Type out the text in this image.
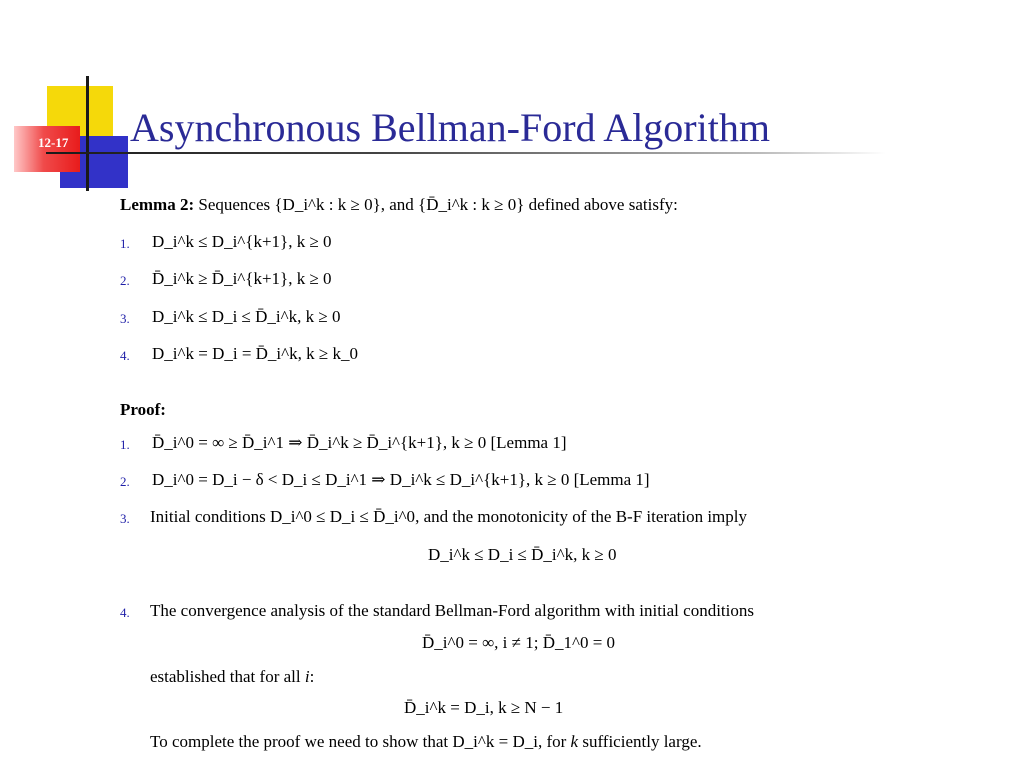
12-17 Asynchronous Bellman-Ford Algorithm
Lemma 2: Sequences {D_i^k : k ≥ 0}, and {D̄_i^k : k ≥ 0} defined above satisfy:
1. D_i^k ≤ D_i^{k+1}, k ≥ 0
2. D̄_i^k ≥ D̄_i^{k+1}, k ≥ 0
3. D_i^k ≤ D_i ≤ D̄_i^k, k ≥ 0
4. D_i^k = D_i = D̄_i^k, k ≥ k_0
Proof:
1. D̄_i^0 = ∞ ≥ D̄_i^1 ⇒ D̄_i^k ≥ D̄_i^{k+1}, k ≥ 0 [Lemma 1]
2. D_i^0 = D_i − δ < D_i ≤ D_i^1 ⇒ D_i^k ≤ D_i^{k+1}, k ≥ 0 [Lemma 1]
3. Initial conditions D_i^0 ≤ D_i ≤ D̄_i^0, and the monotonicity of the B-F iteration imply
D_i^k ≤ D_i ≤ D̄_i^k, k ≥ 0
4. The convergence analysis of the standard Bellman-Ford algorithm with initial conditions
D̄_i^0 = ∞, i ≠ 1; D̄_1^0 = 0
established that for all i:
D̄_i^k = D_i, k ≥ N − 1
To complete the proof we need to show that D_i^k = D_i, for k sufficiently large.
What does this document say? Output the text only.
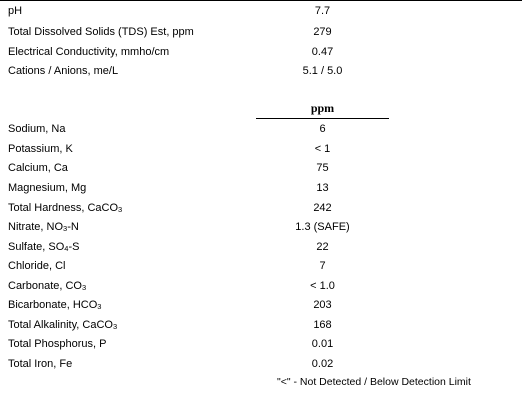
pH	7.7
Total Dissolved Solids (TDS) Est, ppm	279
Electrical Conductivity, mmho/cm	0.47
Cations / Anions, me/L	5.1 / 5.0
ppm
Sodium, Na	6
Potassium, K	< 1
Calcium, Ca	75
Magnesium, Mg	13
Total Hardness, CaCO3	242
Nitrate, NO3-N	1.3 (SAFE)
Sulfate, SO4-S	22
Chloride, Cl	7
Carbonate, CO3	< 1.0
Bicarbonate, HCO3	203
Total Alkalinity, CaCO3	168
Total Phosphorus, P	0.01
Total Iron, Fe	0.02
"<" - Not Detected / Below Detection Limit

.....

Exercise details: Scan the lines for the string "text". Copy out each line that matches.

Task answer:
Type out the text in this image.
What does this document say? Output the text only.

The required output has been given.